Supplied material
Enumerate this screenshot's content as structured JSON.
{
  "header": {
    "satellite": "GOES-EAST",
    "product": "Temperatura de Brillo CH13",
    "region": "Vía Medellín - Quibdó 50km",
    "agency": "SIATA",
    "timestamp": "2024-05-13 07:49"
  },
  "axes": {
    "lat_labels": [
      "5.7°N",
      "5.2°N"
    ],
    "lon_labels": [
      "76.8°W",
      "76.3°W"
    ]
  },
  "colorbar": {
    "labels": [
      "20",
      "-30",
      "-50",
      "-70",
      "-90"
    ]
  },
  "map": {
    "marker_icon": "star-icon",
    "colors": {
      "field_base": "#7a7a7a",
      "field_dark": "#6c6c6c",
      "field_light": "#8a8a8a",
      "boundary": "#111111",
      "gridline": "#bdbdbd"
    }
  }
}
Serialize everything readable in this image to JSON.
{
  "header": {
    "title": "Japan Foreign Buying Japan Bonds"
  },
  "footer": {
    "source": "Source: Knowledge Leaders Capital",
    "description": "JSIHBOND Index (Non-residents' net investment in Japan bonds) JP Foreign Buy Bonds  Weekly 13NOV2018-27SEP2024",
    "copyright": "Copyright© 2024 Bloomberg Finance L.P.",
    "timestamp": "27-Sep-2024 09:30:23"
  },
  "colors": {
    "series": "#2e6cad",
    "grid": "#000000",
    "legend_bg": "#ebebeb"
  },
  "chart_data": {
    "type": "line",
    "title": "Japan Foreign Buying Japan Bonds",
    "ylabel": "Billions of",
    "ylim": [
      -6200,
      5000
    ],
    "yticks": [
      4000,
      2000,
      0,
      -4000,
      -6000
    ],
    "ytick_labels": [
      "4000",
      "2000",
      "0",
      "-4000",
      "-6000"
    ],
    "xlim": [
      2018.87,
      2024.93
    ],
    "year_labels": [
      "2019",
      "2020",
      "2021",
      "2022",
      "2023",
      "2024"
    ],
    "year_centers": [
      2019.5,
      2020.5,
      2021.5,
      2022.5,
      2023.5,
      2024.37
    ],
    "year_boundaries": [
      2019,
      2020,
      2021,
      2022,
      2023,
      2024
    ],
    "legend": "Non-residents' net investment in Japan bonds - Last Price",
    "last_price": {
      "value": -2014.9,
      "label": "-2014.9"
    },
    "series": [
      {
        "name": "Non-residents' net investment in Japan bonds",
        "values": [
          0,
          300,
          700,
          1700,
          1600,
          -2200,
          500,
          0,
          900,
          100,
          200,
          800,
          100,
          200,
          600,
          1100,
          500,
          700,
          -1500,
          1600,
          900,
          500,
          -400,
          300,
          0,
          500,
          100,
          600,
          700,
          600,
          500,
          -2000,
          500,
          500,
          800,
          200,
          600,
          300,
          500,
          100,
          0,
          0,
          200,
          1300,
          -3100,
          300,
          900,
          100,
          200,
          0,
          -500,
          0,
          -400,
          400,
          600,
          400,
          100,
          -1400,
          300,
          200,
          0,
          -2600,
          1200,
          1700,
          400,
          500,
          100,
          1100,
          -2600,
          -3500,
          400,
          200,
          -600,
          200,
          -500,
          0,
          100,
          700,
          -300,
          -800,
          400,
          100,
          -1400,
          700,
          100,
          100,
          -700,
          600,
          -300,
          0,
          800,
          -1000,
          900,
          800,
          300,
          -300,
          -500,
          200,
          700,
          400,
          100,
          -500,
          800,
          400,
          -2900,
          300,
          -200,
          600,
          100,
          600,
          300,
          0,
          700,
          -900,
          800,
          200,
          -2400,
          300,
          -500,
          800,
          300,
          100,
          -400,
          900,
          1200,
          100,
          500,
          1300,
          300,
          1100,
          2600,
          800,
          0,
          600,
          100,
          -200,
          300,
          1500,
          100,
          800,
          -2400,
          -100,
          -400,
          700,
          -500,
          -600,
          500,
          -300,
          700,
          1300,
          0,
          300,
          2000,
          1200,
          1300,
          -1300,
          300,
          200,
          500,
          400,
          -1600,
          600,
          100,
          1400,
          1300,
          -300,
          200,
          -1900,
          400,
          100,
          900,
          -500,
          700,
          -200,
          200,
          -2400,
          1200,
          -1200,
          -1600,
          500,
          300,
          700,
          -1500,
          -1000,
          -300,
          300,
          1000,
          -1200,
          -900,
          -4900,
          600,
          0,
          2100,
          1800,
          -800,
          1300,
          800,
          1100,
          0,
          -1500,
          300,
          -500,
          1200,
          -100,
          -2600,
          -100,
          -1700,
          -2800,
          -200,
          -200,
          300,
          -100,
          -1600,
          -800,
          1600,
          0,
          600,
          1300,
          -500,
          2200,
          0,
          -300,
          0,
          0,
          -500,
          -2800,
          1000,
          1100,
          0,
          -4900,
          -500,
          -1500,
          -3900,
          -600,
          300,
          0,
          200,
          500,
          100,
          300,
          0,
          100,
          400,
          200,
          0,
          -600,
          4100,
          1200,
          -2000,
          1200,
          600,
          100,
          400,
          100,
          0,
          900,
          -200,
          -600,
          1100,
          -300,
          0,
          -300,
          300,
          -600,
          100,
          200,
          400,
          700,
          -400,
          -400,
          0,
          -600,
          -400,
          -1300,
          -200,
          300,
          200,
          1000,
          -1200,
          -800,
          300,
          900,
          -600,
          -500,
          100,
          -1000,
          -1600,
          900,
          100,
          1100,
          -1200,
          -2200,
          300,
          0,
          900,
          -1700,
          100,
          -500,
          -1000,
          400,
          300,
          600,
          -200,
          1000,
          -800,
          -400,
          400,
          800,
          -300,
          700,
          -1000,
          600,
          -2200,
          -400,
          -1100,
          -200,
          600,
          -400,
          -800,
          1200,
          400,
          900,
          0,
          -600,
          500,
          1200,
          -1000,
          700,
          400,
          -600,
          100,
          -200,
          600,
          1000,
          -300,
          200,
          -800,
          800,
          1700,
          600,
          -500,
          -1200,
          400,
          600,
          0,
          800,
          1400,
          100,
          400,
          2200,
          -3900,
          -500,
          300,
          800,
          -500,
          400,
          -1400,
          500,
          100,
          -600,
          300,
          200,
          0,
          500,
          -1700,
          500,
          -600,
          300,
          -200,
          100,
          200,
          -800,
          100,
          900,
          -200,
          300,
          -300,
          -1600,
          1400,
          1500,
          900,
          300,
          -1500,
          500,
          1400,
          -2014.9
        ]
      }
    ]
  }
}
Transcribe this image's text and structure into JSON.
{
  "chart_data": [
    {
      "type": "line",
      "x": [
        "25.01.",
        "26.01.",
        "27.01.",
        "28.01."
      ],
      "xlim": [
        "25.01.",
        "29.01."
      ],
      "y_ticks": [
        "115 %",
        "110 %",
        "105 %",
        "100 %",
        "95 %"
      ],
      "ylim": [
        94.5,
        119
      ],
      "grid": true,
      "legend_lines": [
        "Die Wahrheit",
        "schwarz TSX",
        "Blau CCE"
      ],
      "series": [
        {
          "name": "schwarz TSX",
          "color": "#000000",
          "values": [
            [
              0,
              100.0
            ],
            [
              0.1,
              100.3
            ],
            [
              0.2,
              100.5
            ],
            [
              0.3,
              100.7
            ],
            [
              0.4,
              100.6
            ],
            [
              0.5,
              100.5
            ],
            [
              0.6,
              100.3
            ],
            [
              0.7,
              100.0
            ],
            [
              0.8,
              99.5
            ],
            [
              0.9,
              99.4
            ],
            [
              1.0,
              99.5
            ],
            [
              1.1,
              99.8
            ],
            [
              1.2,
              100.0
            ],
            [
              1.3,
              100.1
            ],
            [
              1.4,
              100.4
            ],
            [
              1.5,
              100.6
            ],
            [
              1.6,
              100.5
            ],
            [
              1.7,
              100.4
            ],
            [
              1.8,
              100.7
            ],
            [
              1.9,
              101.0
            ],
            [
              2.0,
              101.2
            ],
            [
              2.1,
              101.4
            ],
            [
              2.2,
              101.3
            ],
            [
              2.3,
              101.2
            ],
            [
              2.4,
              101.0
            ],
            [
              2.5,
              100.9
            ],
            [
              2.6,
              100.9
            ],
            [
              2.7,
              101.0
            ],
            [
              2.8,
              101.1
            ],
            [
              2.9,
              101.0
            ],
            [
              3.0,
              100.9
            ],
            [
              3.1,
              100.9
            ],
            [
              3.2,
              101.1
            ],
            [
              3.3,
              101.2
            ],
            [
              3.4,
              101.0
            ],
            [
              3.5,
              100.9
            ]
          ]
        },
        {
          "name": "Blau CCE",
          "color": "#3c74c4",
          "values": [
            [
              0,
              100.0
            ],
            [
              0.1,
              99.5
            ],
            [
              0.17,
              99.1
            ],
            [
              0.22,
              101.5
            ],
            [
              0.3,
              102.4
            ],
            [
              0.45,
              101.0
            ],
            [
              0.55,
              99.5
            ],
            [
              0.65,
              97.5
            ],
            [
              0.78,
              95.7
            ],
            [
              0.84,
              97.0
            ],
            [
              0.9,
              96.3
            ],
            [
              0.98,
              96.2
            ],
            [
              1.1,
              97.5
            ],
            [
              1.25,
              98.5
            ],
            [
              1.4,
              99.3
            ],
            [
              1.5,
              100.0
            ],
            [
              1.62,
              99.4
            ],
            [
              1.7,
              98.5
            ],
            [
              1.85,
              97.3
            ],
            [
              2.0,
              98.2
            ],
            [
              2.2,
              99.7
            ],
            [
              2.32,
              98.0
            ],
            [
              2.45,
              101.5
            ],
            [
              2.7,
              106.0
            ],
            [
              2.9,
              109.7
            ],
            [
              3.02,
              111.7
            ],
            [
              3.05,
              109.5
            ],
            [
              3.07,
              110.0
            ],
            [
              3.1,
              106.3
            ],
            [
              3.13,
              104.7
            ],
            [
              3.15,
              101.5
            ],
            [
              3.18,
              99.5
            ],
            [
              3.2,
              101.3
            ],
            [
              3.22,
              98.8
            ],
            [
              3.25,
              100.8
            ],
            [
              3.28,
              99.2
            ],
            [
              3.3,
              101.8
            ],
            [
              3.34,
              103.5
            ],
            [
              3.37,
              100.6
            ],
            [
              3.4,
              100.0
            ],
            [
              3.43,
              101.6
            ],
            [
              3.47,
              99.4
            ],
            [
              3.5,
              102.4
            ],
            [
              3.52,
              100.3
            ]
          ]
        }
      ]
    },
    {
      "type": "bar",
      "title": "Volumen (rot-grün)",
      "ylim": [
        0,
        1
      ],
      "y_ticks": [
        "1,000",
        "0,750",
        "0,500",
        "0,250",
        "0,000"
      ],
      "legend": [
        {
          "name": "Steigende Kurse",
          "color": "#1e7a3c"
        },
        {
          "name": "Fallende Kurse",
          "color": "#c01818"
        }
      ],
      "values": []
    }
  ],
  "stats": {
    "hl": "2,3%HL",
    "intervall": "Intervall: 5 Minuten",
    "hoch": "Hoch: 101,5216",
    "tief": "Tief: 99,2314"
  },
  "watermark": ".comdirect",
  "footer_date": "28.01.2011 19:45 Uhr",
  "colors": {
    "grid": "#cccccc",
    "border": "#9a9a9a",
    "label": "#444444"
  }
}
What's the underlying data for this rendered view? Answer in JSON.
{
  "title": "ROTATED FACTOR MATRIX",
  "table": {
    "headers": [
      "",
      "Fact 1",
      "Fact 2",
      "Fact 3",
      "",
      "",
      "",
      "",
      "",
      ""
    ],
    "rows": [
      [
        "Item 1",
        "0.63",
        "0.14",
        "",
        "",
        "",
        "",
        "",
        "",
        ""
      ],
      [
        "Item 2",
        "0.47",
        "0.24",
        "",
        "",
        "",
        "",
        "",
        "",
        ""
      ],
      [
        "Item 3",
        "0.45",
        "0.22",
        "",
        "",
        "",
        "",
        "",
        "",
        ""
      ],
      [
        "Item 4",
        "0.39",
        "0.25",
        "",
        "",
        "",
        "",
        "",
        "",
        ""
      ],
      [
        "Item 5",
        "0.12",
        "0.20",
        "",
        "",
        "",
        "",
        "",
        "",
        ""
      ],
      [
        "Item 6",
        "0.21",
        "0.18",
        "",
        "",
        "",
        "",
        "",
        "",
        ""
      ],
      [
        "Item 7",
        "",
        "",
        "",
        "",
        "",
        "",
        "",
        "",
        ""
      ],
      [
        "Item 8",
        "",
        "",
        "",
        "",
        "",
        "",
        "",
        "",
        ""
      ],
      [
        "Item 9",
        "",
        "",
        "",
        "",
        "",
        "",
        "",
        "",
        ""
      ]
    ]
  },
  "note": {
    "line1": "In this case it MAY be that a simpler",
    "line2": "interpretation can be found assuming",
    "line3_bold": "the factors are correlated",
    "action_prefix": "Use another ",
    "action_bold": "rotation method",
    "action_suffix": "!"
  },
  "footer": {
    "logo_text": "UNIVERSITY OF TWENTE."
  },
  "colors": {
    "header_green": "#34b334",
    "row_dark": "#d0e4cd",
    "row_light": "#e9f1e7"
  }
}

Written exercise
Pick out all lines from the data above in which the word "timestamp" appears.

Exercise output
    "timestamp": "2024-05-13 07:49"
    "timestamp": "27-Sep-2024 09:30:23"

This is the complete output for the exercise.